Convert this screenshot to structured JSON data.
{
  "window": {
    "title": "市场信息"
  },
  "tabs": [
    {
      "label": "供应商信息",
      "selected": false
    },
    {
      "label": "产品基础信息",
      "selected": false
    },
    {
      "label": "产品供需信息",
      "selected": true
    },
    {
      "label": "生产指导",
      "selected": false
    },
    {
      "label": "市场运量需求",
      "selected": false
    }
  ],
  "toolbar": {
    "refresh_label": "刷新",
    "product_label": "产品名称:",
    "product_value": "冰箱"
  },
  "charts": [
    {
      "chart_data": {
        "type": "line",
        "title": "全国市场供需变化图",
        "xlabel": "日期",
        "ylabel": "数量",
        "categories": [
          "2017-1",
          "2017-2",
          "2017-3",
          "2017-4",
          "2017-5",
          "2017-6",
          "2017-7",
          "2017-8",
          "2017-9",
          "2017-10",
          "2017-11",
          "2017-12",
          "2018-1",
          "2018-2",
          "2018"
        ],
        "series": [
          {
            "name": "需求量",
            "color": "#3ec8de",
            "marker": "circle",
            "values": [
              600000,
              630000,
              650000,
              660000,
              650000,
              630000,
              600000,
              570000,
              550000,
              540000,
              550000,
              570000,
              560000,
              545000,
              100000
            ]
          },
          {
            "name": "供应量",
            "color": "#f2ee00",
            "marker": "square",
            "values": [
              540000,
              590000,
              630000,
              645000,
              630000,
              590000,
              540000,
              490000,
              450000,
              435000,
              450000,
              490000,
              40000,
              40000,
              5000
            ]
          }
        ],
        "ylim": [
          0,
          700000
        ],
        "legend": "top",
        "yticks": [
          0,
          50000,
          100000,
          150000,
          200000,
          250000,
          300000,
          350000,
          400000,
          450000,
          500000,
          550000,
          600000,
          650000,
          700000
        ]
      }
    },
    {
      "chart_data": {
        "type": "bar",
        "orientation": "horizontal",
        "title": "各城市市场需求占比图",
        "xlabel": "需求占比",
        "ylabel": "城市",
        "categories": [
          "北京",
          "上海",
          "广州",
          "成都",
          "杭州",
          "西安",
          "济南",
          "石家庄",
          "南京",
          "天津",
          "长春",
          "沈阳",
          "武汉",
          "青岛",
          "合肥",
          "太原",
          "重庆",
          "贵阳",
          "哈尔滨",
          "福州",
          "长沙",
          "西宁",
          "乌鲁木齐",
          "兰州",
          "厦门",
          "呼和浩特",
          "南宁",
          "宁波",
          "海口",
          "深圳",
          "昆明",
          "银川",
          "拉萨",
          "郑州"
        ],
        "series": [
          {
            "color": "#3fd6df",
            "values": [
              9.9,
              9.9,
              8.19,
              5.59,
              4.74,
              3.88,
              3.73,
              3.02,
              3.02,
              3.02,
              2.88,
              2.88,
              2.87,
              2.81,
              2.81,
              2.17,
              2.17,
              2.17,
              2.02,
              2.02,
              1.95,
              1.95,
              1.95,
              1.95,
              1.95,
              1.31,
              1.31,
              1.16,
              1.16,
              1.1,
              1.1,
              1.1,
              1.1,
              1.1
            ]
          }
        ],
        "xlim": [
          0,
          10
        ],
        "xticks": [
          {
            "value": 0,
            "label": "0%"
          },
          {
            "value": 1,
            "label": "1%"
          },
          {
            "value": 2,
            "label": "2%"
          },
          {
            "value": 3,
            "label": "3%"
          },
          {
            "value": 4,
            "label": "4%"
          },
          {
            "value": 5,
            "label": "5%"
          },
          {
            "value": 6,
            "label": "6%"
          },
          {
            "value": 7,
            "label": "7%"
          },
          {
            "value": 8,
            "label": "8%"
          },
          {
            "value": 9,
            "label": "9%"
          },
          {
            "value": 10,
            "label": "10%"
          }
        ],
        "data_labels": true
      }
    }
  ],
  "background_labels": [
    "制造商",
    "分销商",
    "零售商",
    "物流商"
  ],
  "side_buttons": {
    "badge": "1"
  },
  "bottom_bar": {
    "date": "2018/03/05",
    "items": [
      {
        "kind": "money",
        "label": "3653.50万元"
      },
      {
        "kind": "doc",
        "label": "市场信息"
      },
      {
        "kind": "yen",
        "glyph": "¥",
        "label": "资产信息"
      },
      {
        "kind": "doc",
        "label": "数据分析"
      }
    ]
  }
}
----------
What the exercise asks: Find the word "color" in the entries above and gather every line that holds it.

Final result:
            "color": "#3ec8de",
            "color": "#f2ee00",
            "color": "#3fd6df",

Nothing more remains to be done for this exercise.